• _Textauszug_:
---+---

In einer fünfköpfigen Wuppertaler Wohngemeinschaft ist der Wunsch nach einem Heimserver für alle Bewohner erwachsen. Wenn man schon alle Dinge gemeinschaftlich entscheidet, umsetzt und bezahlt, warum nicht gemeinsam einen Heimserver beschließen und anschaffen? Gesagt getan! Die Dinge befinden sich in der Planungsphase und da sich aus dieser WG treue Leser meines kleinen Blogs rekrutieren, wurde ich gebeten, doch mal eine Empfehlung für die in Frage kommende Hardware rauszuhauen.
Was soll er denn können, der WG-Heimserver?
Die Kommune strebt an, übers lokale Ethernet einen Hort für die Backups der einzelnen Clients zu schaffen. Obendrauf beherbergt der Server dann individuelle Datengräber für die einzelnen Bewohner. Soll heißen, sehr viel mehr Festplattenplatz, als in einem Mac Mini oder iMac machbar wäre. Neben den individuellen Disk Quotas soll der Server gemeinsam zu nutzende Ressourcen feilbieten, wie etwa einen Webserver für ein hausinternes Wiki mit allen wichtigen Infos und Dokumenten und Plänen rund ums gemeinsame Heim. Medial hingegen sollen Apple TV, iTunes und Smart-TV auf iTunes Server und DLNA Server zugreifen können. Obendrauf ist der Gedanke da, den Server als Host Virtueller Maschinen für die einzelnen Bewohner fungieren zu lassen.
Virtualisierung trennt sauber Einzelinteressen
Die Absicht, auf die Hardware direkt die Virtualisierungsumgebung (Proxmox) zu packen und obendrauf absolut alles in Virtuellen Maschinen laufen zu lassen, bündelt aus meiner Sicht etliche Vorteile. Zum einen bleibt alles überschaubar. Man kann feiner granuliert an einzelnen Serverprojekten basteln und beliebig jeweilige Zustände (Snapshots) sichern. Zudem können einzelne Virtuelle Maschinen ganz gegensätzliche Wünsche bedienen.
Ein Bewohner etwa möchte an einem Linux-Projekt basteln, welches Nutzdaten hostet, auf die er von außen zugreifen kann. Das macht einem anderen WG-Bewohner allerdings Angst. Jemand könne so von außen den Rechner aufmachen, wurde da schon argumentiert. Doch gerade mit dem Konzept der Virtualisierung auf dem WG-Heimserver, für das vorgenannte Beispiel etwa per Dynamischem DNS und VPN in die virtuelle Maschine hinein, sollten die Ängste dieses Mitbewohners ausgemerzt werden können.
Des Weiteren könnte genau jener um Sicherheit besorgte Mitbewohner energieeffizient innerhalb einer weiteren Virtuellen Maschine seiner im Job gewonnen zärtlichen Leidenschaft zum Windows $erver auch daheim frönen. Ja, man horcht auf … Windows Server und Sicherheit in einen Satz … Die Cracker da draußen im Netz assoziieren Windows Server eher weniger mit ‘Sicherheit’, sondern vielmehr – sofern keine mordsmäßig teuren Security appliances vorgeschaltet sind – mit kostenlosem Filespace zum Parken von FTP-Zeugs oder als kostenlose Serverinstanz mit happig Bandbreite. Sei es drum. Man soll nicht schlecht reden über die M$-Ecke.

---+---

• _Datensätze_:
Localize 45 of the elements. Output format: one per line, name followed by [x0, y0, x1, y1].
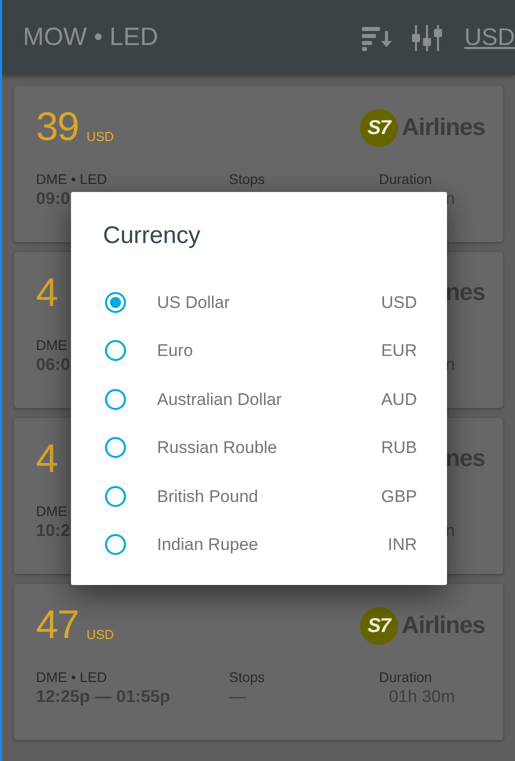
currency-option[interactable]: British Pound GBP	[71, 472, 447, 520]
radio-button[interactable]	[105, 292, 126, 313]
price: 39	[36, 104, 78, 150]
currency-name: British Pound	[157, 486, 260, 508]
currency-code: EUR	[381, 340, 417, 362]
currency-code: RUB	[381, 437, 417, 459]
radio-button[interactable]	[105, 486, 126, 507]
sliders-icon[interactable]	[412, 24, 442, 50]
sort-icon[interactable]	[362, 24, 394, 50]
currency-option[interactable]: US Dollar USD	[71, 278, 447, 326]
stops-value: —	[229, 686, 246, 708]
price-currency: USD	[86, 626, 114, 644]
route-label: DME	[36, 502, 68, 520]
route-label: DME • LED	[36, 170, 108, 188]
currency-name: Euro	[157, 340, 194, 362]
currency-code: GBP	[381, 486, 417, 508]
currency-code: USD	[381, 292, 417, 314]
currency-option[interactable]: Australian Dollar AUD	[71, 375, 447, 424]
currency-name: Australian Dollar	[157, 388, 283, 410]
currency-name: Russian Rouble	[157, 437, 278, 459]
currency-name: Indian Rupee	[157, 534, 260, 556]
radio-button[interactable]	[105, 534, 126, 556]
route-label: DME • LED	[36, 668, 108, 686]
radio-button[interactable]	[105, 388, 126, 410]
radio-button[interactable]	[105, 340, 126, 362]
route-title: MOW • LED	[23, 22, 160, 53]
duration-label: Duration	[379, 170, 432, 188]
price: 4	[36, 436, 58, 482]
price-currency: USD	[86, 128, 114, 146]
stops-label: Stops	[229, 170, 265, 188]
duration-label: Duration	[379, 668, 432, 686]
stops-label: Stops	[229, 668, 265, 686]
price: 47	[36, 602, 78, 648]
currency-option[interactable]: Indian Rupee INR	[71, 520, 447, 569]
currency-code: INR	[388, 534, 417, 556]
currency-name: US Dollar	[157, 292, 231, 314]
currency-option[interactable]: Russian Rouble RUB	[71, 424, 447, 472]
currency-code: AUD	[381, 388, 417, 410]
route-label: DME	[36, 336, 68, 354]
price: 4	[36, 270, 58, 316]
currency-link[interactable]: USD	[464, 20, 515, 56]
currency-option[interactable]: Euro EUR	[71, 326, 447, 375]
radio-button[interactable]	[105, 437, 126, 458]
airline-logo-icon: S7	[360, 607, 398, 645]
airline-logo-icon: S7	[360, 109, 398, 147]
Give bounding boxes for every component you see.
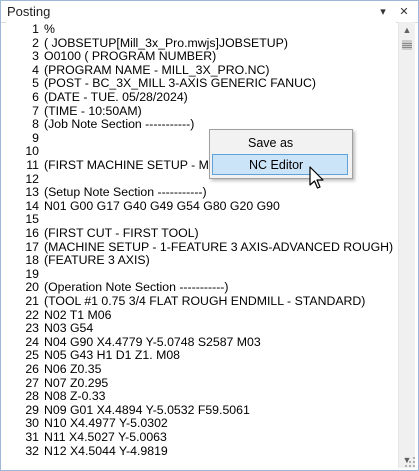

---+---

• _Ziel der Übung_:
Welche Virtualisierungsumgebung soll laut dem Textauszug direkt auf die Hardware des WG-Heimservers kommen?

• _Erwartete Ausgabe_:
Proxmox